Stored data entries
□ □ □ □

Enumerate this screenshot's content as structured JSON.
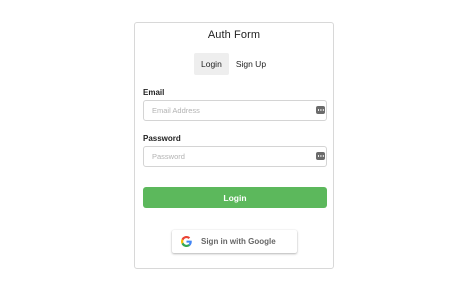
{
  "form": {
    "title": "Auth Form",
    "tabs": [
      {
        "label": "Login",
        "active": true
      },
      {
        "label": "Sign Up",
        "active": false
      }
    ],
    "email": {
      "label": "Email",
      "placeholder": "Email Address",
      "value": ""
    },
    "password": {
      "label": "Password",
      "placeholder": "Password",
      "value": ""
    },
    "submit_label": "Login",
    "google_label": "Sign in with Google"
  },
  "icons": {
    "autofill": "password-manager-key-icon",
    "google": "google-g-icon"
  },
  "colors": {
    "primary": "#5cb85c",
    "tab_active_bg": "#eeeeee",
    "border": "#d8d8d8"
  }
}
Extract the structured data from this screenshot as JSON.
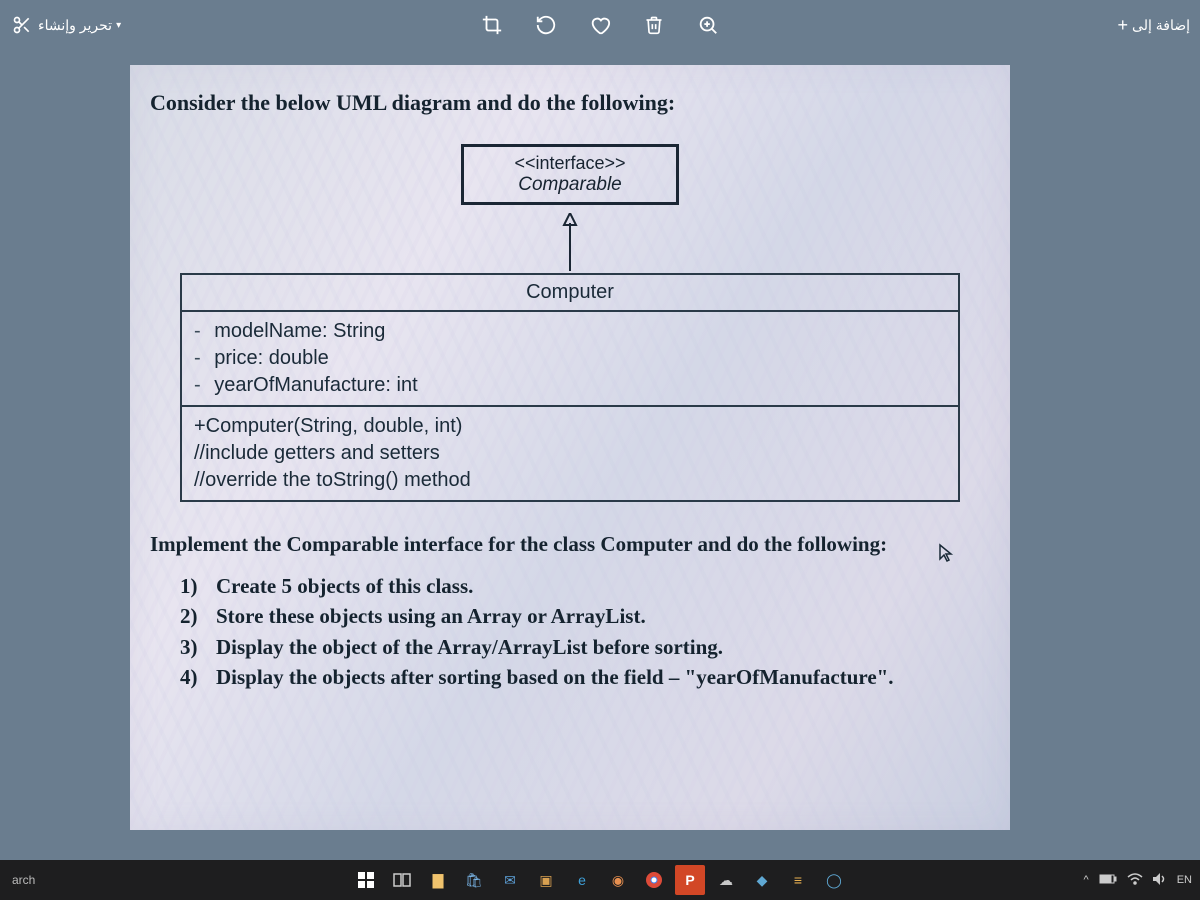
{
  "toolbar": {
    "edit_create_label": "تحرير وإنشاء",
    "add_to_label": "إضافة إلى",
    "add_prefix": "+",
    "icons": {
      "crop": "crop-icon",
      "rotate": "rotate-icon",
      "heart": "heart-icon",
      "delete": "trash-icon",
      "zoom": "magnify-icon",
      "scissors": "scissors-icon"
    }
  },
  "content": {
    "heading": "Consider the below UML diagram and do the following:",
    "interface": {
      "stereotype": "<<interface>>",
      "name": "Comparable"
    },
    "class": {
      "name": "Computer",
      "attributes": [
        {
          "vis": "-",
          "text": "modelName: String"
        },
        {
          "vis": "-",
          "text": "price: double"
        },
        {
          "vis": "-",
          "text": "yearOfManufacture: int"
        }
      ],
      "methods": [
        "+Computer(String, double, int)",
        "//include getters and setters",
        "//override the toString() method"
      ]
    },
    "instruction2": "Implement the Comparable interface for the class Computer and do the following:",
    "steps": [
      {
        "n": "1)",
        "t": "Create 5 objects of this class."
      },
      {
        "n": "2)",
        "t": "Store these objects using an Array or ArrayList."
      },
      {
        "n": "3)",
        "t": "Display the object of the Array/ArrayList before sorting."
      },
      {
        "n": "4)",
        "t": "Display the objects after sorting based on the field – \"yearOfManufacture\"."
      }
    ]
  },
  "taskbar": {
    "search_label": "arch",
    "tray_lang": "EN",
    "tray_chevron": "^"
  },
  "colors": {
    "accent": "#1a2634"
  }
}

□ □ □ □

## Short exercise
From the material above, gather all lines that include the string "class" and copy them.

## Solved exercise
    "class": {
    "instruction2": "Implement the Comparable interface for the class Computer and do the following:",
        "t": "Create 5 objects of this class."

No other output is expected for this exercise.